Please copy every line of the records below that holds the word "Number".

[Extracted data entries]
::::::::
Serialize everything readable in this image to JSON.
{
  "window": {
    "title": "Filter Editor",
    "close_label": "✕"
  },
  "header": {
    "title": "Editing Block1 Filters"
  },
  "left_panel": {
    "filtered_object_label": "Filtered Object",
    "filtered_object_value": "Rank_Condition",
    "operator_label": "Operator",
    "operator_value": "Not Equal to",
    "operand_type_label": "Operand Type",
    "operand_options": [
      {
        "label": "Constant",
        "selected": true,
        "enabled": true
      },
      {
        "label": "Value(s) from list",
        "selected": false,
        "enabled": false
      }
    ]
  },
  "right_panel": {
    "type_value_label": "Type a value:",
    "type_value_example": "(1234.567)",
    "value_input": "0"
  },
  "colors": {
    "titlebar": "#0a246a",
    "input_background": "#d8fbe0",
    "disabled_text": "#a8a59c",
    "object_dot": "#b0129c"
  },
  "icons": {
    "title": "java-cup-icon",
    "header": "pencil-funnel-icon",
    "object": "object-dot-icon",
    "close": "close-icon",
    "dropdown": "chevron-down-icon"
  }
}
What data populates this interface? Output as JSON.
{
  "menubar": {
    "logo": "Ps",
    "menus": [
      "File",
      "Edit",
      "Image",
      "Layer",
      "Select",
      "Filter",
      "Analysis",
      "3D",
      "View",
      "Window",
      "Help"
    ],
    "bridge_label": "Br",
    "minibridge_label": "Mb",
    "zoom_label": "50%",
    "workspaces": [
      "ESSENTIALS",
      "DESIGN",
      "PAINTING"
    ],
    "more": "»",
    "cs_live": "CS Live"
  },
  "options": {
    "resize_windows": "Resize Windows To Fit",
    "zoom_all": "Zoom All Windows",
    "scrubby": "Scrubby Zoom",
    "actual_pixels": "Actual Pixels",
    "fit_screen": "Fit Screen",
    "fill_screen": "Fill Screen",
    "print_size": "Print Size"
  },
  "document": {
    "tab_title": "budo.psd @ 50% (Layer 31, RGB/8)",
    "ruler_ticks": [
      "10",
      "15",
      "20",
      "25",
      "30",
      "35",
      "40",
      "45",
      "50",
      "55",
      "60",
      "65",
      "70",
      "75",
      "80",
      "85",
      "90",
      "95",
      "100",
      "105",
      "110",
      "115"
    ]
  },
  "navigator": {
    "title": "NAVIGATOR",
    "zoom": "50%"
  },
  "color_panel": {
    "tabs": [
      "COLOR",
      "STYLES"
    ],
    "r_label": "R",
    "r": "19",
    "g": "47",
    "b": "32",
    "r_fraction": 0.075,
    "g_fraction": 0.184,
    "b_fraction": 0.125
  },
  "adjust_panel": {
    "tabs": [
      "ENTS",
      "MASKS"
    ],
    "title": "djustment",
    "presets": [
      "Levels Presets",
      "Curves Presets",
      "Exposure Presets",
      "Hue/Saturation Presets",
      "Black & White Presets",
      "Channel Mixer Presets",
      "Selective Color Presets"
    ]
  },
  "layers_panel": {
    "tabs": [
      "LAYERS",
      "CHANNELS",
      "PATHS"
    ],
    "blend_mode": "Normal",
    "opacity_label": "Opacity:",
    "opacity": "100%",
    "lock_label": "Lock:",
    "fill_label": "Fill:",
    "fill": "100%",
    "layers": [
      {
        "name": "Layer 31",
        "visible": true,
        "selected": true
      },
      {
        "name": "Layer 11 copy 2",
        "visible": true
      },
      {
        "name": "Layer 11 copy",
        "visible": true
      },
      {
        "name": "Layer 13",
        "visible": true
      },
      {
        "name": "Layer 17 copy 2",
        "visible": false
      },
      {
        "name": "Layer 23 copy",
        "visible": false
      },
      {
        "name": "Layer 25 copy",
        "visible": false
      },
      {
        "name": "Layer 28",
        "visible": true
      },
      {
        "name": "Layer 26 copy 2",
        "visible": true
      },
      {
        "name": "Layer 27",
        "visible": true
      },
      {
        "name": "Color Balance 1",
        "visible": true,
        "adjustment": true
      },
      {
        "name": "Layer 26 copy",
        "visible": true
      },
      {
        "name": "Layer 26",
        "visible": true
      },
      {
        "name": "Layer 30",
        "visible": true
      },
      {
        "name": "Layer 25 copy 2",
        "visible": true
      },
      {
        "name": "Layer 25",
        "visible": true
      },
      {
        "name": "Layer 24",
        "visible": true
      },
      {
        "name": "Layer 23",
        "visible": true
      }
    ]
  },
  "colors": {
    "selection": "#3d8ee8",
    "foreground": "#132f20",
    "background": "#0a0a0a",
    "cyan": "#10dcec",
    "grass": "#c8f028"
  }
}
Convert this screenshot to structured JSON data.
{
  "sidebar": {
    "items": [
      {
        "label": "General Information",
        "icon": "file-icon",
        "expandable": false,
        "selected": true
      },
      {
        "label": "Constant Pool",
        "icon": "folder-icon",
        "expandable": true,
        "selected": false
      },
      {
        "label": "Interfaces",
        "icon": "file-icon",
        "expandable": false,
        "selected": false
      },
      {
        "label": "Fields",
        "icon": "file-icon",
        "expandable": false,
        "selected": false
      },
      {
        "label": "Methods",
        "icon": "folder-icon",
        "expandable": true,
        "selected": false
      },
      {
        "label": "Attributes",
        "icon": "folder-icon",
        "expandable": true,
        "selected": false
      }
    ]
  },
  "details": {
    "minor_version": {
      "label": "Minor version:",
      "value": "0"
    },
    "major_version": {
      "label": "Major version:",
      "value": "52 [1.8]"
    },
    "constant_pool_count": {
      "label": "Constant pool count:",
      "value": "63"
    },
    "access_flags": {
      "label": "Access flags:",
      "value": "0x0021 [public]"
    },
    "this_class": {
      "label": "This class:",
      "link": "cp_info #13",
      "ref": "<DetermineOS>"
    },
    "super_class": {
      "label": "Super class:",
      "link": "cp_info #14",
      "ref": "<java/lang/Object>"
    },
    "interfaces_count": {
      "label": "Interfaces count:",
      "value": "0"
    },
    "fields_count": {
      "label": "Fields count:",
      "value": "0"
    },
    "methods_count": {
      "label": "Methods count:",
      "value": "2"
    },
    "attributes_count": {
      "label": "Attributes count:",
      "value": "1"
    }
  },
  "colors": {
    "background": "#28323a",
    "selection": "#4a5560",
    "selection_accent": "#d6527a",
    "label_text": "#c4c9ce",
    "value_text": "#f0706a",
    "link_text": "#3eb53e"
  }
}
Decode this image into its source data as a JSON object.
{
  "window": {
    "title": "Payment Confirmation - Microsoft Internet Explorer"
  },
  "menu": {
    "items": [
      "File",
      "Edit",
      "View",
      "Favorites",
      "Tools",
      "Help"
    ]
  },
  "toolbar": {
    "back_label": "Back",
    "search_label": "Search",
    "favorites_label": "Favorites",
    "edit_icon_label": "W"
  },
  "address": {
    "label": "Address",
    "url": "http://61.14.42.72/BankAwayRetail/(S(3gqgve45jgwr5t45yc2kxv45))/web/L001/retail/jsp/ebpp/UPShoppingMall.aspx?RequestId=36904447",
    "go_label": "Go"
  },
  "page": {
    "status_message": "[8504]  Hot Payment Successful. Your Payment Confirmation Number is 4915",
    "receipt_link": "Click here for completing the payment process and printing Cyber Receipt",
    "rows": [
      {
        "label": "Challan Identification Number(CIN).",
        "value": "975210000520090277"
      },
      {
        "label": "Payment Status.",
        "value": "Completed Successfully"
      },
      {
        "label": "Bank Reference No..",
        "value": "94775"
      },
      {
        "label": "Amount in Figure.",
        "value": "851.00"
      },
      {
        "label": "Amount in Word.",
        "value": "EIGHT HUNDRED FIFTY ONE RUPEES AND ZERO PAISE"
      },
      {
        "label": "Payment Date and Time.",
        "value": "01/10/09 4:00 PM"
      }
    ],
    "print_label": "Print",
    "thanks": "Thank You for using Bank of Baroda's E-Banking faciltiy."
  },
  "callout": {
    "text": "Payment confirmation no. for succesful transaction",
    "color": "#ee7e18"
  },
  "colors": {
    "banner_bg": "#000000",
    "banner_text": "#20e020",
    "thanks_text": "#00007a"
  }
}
::::::::
* WRITTEN RESPONSE
    "status_message": "[8504]  Hot Payment Successful. Your Payment Confirmation Number is 4915",
        "label": "Challan Identification Number(CIN).",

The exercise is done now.